# Given request
Identify the lines that contain the string "What", then copy each of them.

Data records
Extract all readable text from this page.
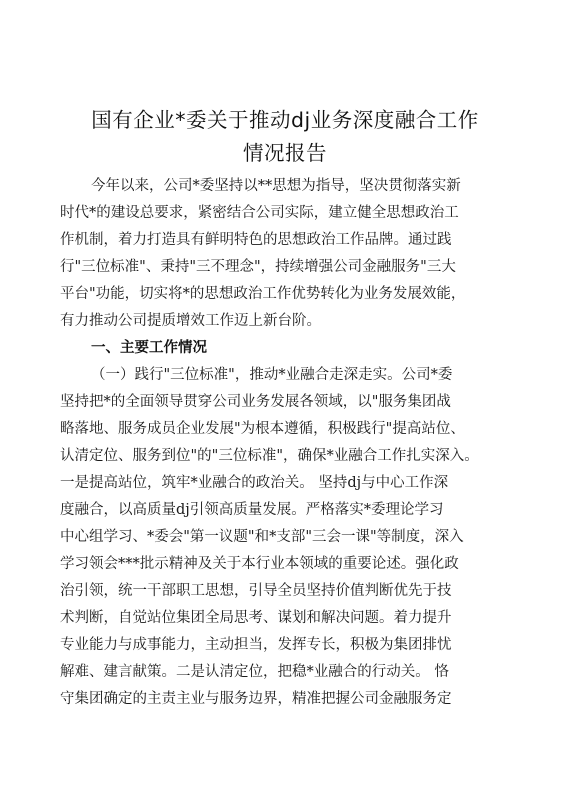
国有企业*委关于推动dj业务深度融合工作
情况报告
今年以来，公司*委坚持以**思想为指导，坚决贯彻落实新
时代*的建设总要求，紧密结合公司实际，建立健全思想政治工
作机制，着力打造具有鲜明特色的思想政治工作品牌。通过践
行"三位标准"、秉持"三不理念"，持续增强公司金融服务"三大
平台"功能，切实将*的思想政治工作优势转化为业务发展效能，
有力推动公司提质增效工作迈上新台阶。
一、主要工作情况
（一）践行"三位标准"，推动*业融合走深走实。公司*委
坚持把*的全面领导贯穿公司业务发展各领域，以"服务集团战
略落地、服务成员企业发展"为根本遵循，积极践行"提高站位、
认清定位、服务到位"的"三位标准"，确保*业融合工作扎实深入。
一是提高站位，筑牢*业融合的政治关。 坚持dj与中心工作深
度融合，以高质量dj引领高质量发展。严格落实*委理论学习
中心组学习、*委会"第一议题"和*支部"三会一课"等制度，深入
学习领会***批示精神及关于本行业本领域的重要论述。强化政
治引领，统一干部职工思想，引导全员坚持价值判断优先于技
术判断，自觉站位集团全局思考、谋划和解决问题。着力提升
专业能力与成事能力，主动担当，发挥专长，积极为集团排忧
解难、建言献策。二是认清定位，把稳*业融合的行动关。 恪
守集团确定的主责主业与服务边界，精准把握公司金融服务定
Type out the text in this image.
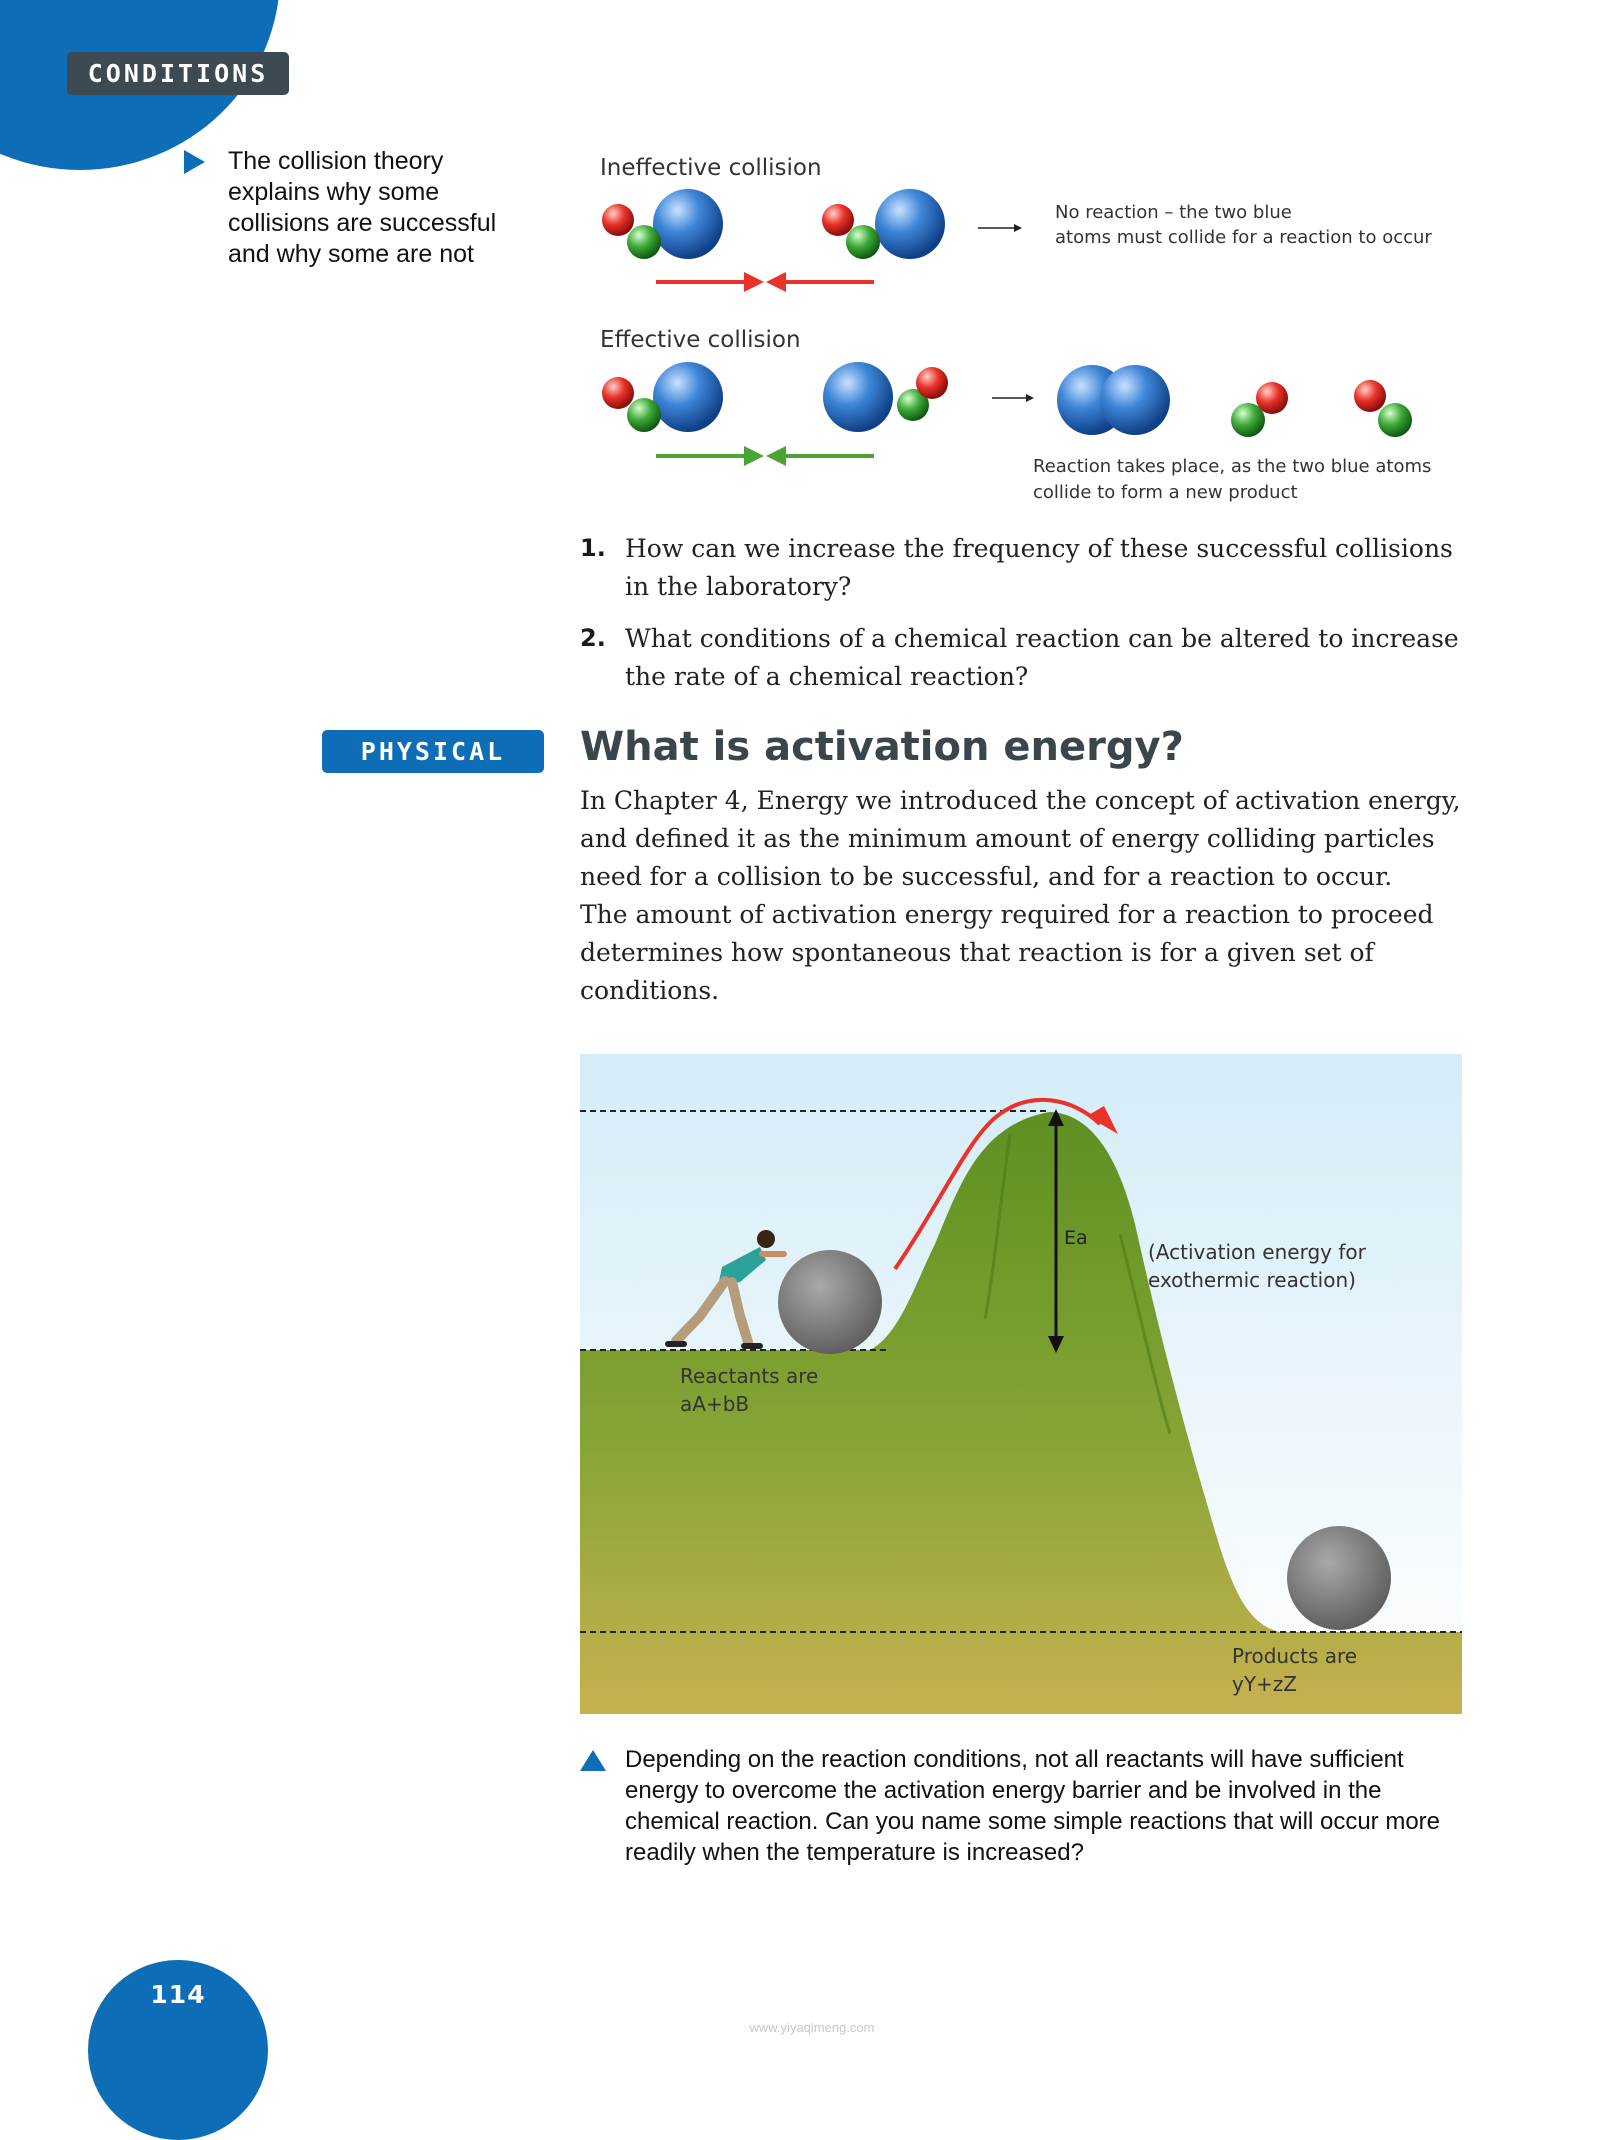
114
CONDITIONS
PHYSICAL
The collision theory explains why some collisions are successful and why some are not
Ineffective collision
No reaction – the two blue
atoms must collide for a reaction to occur
Effective collision
Reaction takes place, as the two blue atoms
collide to form a new product
1. How can we increase the frequency of these successful collisions
in the laboratory?
2. What conditions of a chemical reaction can be altered to increase
the rate of a chemical reaction?
What is activation energy?
In Chapter 4, Energy we introduced the concept of activation energy,
and defined it as the minimum amount of energy colliding particles
need for a collision to be successful, and for a reaction to occur.
The amount of activation energy required for a reaction to proceed
determines how spontaneous that reaction is for a given set of
conditions.
Ea
(Activation energy for
exothermic reaction)
Reactants are
aA+bB
Products are
yY+zZ
Depending on the reaction conditions, not all reactants will have sufficient energy to overcome the activation energy barrier and be involved in the chemical reaction. Can you name some simple reactions that will occur more readily when the temperature is increased?
www.yiyaqimeng.com
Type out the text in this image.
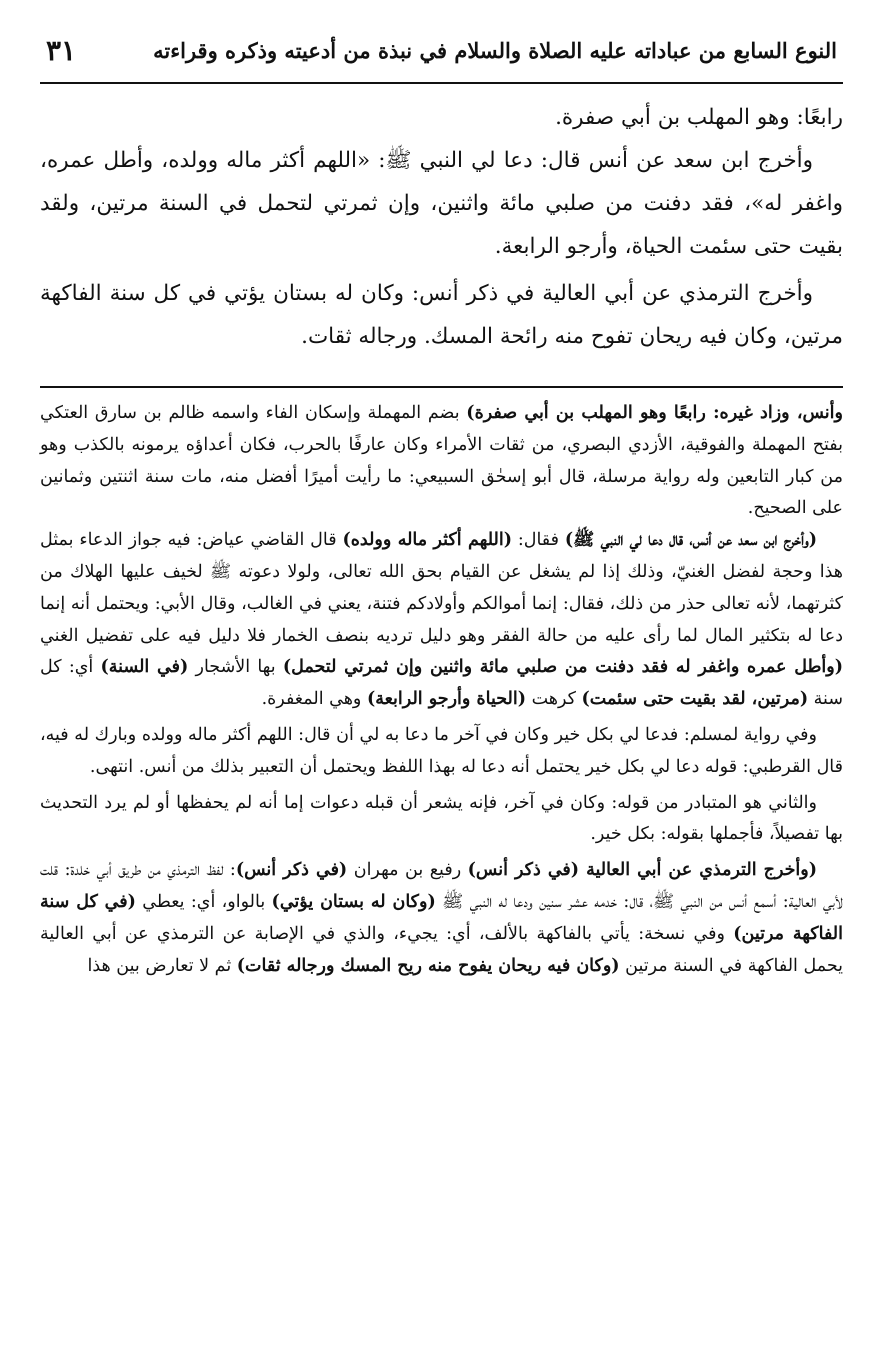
٣١	النوع السابع من عباداته عليه الصلاة والسلام في نبذة من أدعيته وذكره وقراءته

رابعًا: وهو المهلب بن أبي صفرة.

وأخرج ابن سعد عن أنس قال: دعا لي النبي ﷺ: «اللهم أكثر ماله وولده، وأطل عمره، واغفر له»، فقد دفنت من صلبي مائة واثنين، وإن ثمرتي لتحمل في السنة مرتين، ولقد بقيت حتى سئمت الحياة، وأرجو الرابعة.

وأخرج الترمذي عن أبي العالية في ذكر أنس: وكان له بستان يؤتي في كل سنة الفاكهة مرتين، وكان فيه ريحان تفوح منه رائحة المسك. ورجاله ثقات.

وأنس، وزاد غيره: رابعًا وهو المهلب بن أبي صفرة) بضم المهملة وإسكان الفاء واسمه ظالم بن سارق العتكي بفتح المهملة والفوقية، الأزدي البصري، من ثقات الأمراء وكان عارفًا بالحرب، فكان أعداؤه يرمونه بالكذب وهو من كبار التابعين وله رواية مرسلة، قال أبو إسحٰق السبيعي: ما رأيت أميرًا أفضل منه، مات سنة اثنتين وثمانين على الصحيح.

(وأخرج ابن سعد عن أنس، قال دعا لي النبي ﷺ) فقال: (اللهم أكثر ماله وولده) قال القاضي عياض: فيه جواز الدعاء بمثل هذا وحجة لفضل الغنيّ، وذلك إذا لم يشغل عن القيام بحق الله تعالى، ولولا دعوته ﷺ لخيف عليها الهلاك من كثرتهما، لأنه تعالى حذر من ذلك، فقال: إنما أموالكم وأولادكم فتنة، يعني في الغالب، وقال الأبي: ويحتمل أنه إنما دعا له بتكثير المال لما رأى عليه من حالة الفقر وهو دليل ترديه بنصف الخمار فلا دليل فيه على تفضيل الغني (وأطل عمره واغفر له فقد دفنت من صلبي مائة واثنين وإن ثمرتي لتحمل) بها الأشجار (في السنة) أي: كل سنة (مرتين، لقد بقيت حتى سئمت) كرهت (الحياة وأرجو الرابعة) وهي المغفرة.

وفي رواية لمسلم: فدعا لي بكل خير وكان في آخر ما دعا به لي أن قال: اللهم أكثر ماله وولده وبارك له فيه، قال القرطبي: قوله دعا لي بكل خير يحتمل أنه دعا له بهذا اللفظ ويحتمل أن التعبير بذلك من أنس. انتهى.

والثاني هو المتبادر من قوله: وكان في آخر، فإنه يشعر أن قبله دعوات إما أنه لم يحفظها أو لم يرد التحديث بها تفصيلاً، فأجملها بقوله: بكل خير.

(وأخرج الترمذي عن أبي العالية (في ذكر أنس) رفيع بن مهران (في ذكر أنس): لفظ الترمذي من طريق أبي خلدة: قلت لأبي العالية: أسمع أنس من النبي ﷺ، قال: خدمه عشر سنين ودعا له النبي ﷺ (وكان له بستان يؤتي) بالواو، أي: يعطي (في كل سنة الفاكهة مرتين) وفي نسخة: يأتي بالفاكهة بالألف، أي: يجيء، والذي في الإصابة عن الترمذي عن أبي العالية يحمل الفاكهة في السنة مرتين (وكان فيه ريحان يفوح منه ريح المسك ورجاله ثقات) ثم لا تعارض بين هذا
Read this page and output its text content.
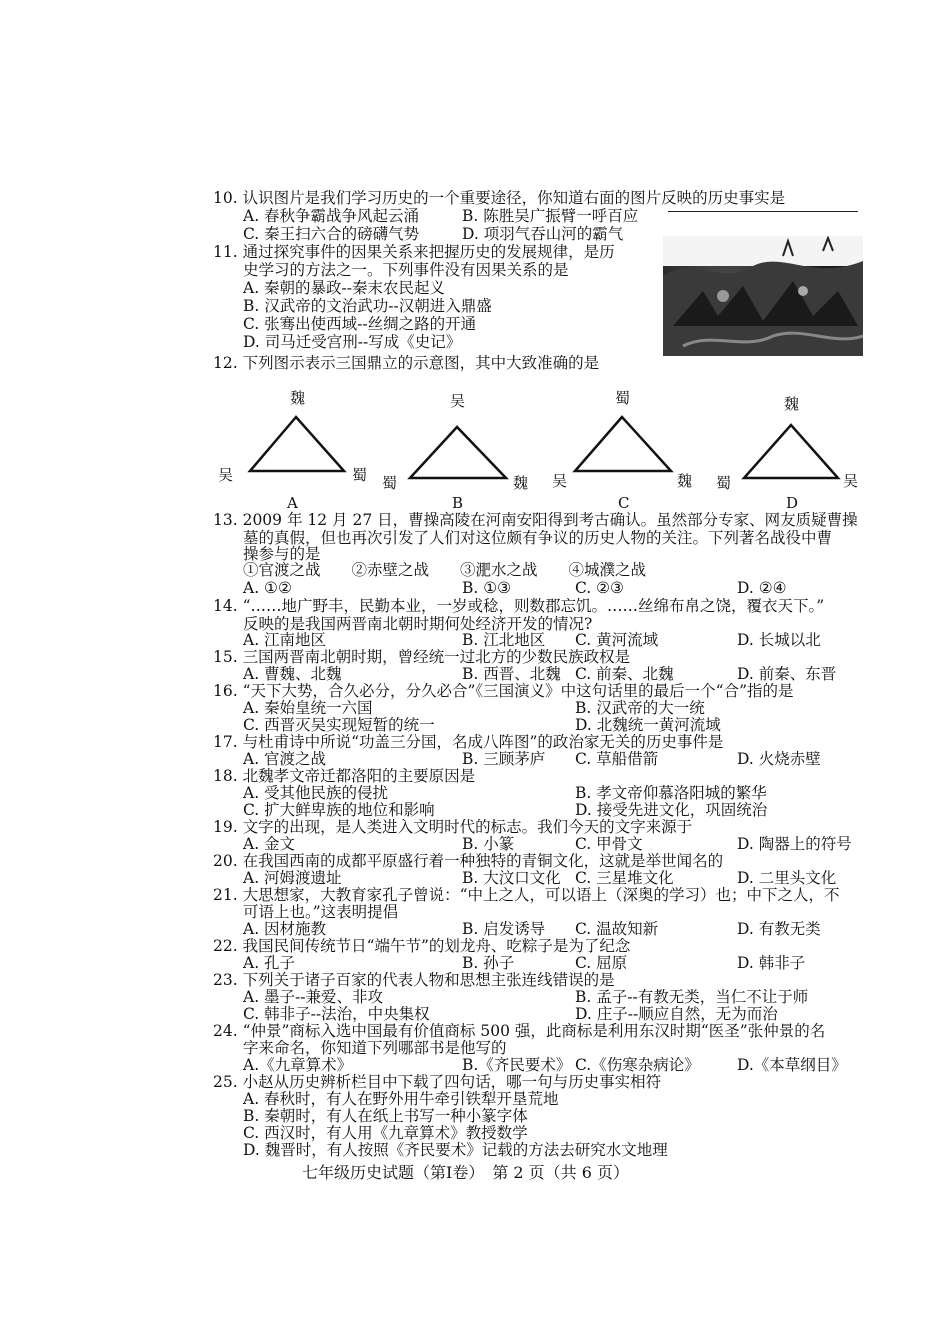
10. 认识图片是我们学习历史的一个重要途径，你知道右面的图片反映的历史事实是
A. 春秋争霸战争风起云涌	B. 陈胜吴广振臂一呼百应
C. 秦王扫六合的磅礴气势	D. 项羽气吞山河的霸气
11. 通过探究事件的因果关系来把握历史的发展规律，是历
史学习的方法之一。下列事件没有因果关系的是
A. 秦朝的暴政--秦末农民起义
B. 汉武帝的文治武功--汉朝进入鼎盛
C. 张骞出使西域--丝绸之路的开通
D. 司马迁受宫刑--写成《史记》
12. 下列图示表示三国鼎立的示意图，其中大致准确的是
魏
吴	蜀
A
吴
蜀	魏
B
蜀
吴	魏
C
魏
蜀	吴
D
13. 2009 年 12 月 27 日，曹操高陵在河南安阳得到考古确认。虽然部分专家、网友质疑曹操
墓的真假，但也再次引发了人们对这位颇有争议的历史人物的关注。下列著名战役中曹
操参与的是
①官渡之战　　②赤壁之战　　③淝水之战　　④城濮之战
A. ①②	B. ①③	C. ②③	D. ②④
14. “……地广野丰，民勤本业，一岁或稔，则数郡忘饥。……丝绵布帛之饶，覆衣天下。”
反映的是我国两晋南北朝时期何处经济开发的情况?
A. 江南地区	B. 江北地区 C. 黄河流域	D. 长城以北
15. 三国两晋南北朝时期，曾经统一过北方的少数民族政权是
A. 曹魏、北魏	B. 西晋、北魏 C. 前秦、北魏	D. 前秦、东晋
16. “天下大势，合久必分，分久必合”《三国演义》中这句话里的最后一个“合”指的是
A. 秦始皇统一六国	B. 汉武帝的大一统
C. 西晋灭吴实现短暂的统一	D. 北魏统一黄河流域
17. 与杜甫诗中所说“功盖三分国，名成八阵图”的政治家无关的历史事件是
A. 官渡之战	B. 三顾茅庐 C. 草船借箭	D. 火烧赤壁
18. 北魏孝文帝迁都洛阳的主要原因是
A. 受其他民族的侵扰	B. 孝文帝仰慕洛阳城的繁华
C. 扩大鲜卑族的地位和影响	D. 接受先进文化，巩固统治
19. 文字的出现，是人类进入文明时代的标志。我们今天的文字来源于
A. 金文	B. 小篆	C. 甲骨文	D. 陶器上的符号
20. 在我国西南的成都平原盛行着一种独特的青铜文化，这就是举世闻名的
A. 河姆渡遗址	B. 大汶口文化 C. 三星堆文化	D. 二里头文化
21. 大思想家，大教育家孔子曾说：“中上之人，可以语上（深奥的学习）也；中下之人，不
可语上也。”这表明提倡
A. 因材施教	B. 启发诱导 C. 温故知新	D. 有教无类
22. 我国民间传统节日“端午节”的划龙舟、吃粽子是为了纪念
A. 孔子	B. 孙子	C. 屈原	D. 韩非子
23. 下列关于诸子百家的代表人物和思想主张连线错误的是
A. 墨子--兼爱、非攻	B. 孟子--有教无类，当仁不让于师
C. 韩非子--法治，中央集权	D. 庄子--顺应自然，无为而治
24. “仲景”商标入选中国最有价值商标 500 强，此商标是利用东汉时期“医圣”张仲景的名
字来命名，你知道下列哪部书是他写的
A.《九章算术》	B.《齐民要术》 C.《伤寒杂病论》 D.《本草纲目》
25. 小赵从历史辨析栏目中下载了四句话，哪一句与历史事实相符
A. 春秋时，有人在野外用牛牵引铁犁开垦荒地
B. 秦朝时，有人在纸上书写一种小篆字体
C. 西汉时，有人用《九章算术》教授数学
D. 魏晋时，有人按照《齐民要术》记载的方法去研究水文地理
七年级历史试题（第Ⅰ卷）　第 2 页（共 6 页）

# Task result
2. What conditions of a chemical reaction can be altered to increase
What is activation energy?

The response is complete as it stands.